WHAT THE TASK ASKS.
Say how many lines contain "Микроволновая", using only the number.

━━━━━━━━━━━━━━━━

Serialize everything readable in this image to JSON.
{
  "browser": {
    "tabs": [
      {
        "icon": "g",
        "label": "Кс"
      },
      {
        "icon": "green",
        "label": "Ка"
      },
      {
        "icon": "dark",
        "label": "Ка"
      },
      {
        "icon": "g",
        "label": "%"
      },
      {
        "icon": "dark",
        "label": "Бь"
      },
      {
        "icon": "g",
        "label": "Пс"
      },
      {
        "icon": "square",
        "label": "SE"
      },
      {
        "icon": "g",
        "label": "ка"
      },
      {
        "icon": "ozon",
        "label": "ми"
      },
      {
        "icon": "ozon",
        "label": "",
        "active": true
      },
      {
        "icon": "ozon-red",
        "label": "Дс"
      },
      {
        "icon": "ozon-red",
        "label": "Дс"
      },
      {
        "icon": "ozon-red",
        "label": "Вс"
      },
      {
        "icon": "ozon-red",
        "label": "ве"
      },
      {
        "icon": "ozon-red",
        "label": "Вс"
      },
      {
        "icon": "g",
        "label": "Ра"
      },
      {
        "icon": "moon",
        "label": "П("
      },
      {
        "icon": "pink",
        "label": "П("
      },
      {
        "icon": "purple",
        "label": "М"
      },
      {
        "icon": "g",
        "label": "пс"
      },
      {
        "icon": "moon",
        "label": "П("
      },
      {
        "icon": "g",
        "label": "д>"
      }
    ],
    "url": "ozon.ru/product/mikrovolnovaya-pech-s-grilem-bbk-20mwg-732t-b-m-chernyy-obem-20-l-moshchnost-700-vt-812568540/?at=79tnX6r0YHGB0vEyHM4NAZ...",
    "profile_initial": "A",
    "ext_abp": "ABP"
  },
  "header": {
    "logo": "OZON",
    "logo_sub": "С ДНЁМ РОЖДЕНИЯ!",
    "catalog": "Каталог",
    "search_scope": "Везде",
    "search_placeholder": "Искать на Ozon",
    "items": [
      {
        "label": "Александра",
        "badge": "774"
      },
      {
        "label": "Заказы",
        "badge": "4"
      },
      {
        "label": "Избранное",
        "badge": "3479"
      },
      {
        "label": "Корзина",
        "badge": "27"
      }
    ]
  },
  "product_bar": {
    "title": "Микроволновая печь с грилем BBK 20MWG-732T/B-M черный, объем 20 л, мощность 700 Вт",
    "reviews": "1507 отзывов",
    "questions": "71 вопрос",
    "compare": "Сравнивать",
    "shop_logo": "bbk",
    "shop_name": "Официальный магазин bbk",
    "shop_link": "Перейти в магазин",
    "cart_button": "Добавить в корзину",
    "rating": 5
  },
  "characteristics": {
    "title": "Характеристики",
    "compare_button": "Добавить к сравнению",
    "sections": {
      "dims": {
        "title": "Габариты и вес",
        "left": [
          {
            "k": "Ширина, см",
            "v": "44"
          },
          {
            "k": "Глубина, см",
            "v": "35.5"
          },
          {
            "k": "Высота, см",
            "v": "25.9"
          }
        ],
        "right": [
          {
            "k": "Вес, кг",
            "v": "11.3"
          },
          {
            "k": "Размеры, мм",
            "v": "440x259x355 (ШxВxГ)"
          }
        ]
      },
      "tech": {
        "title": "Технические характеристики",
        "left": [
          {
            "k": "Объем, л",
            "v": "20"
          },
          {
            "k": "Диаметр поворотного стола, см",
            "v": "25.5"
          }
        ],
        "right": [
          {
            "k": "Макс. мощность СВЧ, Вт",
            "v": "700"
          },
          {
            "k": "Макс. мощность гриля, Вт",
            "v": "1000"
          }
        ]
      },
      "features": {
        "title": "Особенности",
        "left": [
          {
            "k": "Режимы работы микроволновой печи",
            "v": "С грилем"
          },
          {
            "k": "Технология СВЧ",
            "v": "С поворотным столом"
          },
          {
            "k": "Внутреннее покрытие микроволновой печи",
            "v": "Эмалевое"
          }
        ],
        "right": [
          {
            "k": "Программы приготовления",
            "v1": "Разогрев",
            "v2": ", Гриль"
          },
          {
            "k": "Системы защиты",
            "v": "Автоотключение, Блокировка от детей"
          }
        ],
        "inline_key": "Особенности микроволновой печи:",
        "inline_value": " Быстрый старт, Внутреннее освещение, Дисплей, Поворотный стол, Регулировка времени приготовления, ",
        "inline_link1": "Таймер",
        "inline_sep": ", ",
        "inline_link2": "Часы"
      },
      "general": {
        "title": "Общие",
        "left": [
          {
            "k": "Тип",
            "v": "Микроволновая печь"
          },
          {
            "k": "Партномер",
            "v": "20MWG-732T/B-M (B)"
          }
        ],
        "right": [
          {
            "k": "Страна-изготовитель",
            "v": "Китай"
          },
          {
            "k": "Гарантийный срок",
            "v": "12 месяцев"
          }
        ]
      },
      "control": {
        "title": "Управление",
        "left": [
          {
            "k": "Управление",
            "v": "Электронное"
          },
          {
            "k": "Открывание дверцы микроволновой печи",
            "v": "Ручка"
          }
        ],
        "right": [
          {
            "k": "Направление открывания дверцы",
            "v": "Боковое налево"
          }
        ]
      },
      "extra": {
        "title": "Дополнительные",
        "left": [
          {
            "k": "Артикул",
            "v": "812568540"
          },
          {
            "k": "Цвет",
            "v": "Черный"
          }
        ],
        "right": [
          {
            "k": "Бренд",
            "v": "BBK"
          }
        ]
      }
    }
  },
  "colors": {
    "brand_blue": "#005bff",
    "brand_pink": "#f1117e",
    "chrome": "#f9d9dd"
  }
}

━━━━━━━━━━━━━━━━

COMPLETE RESPONSE.
2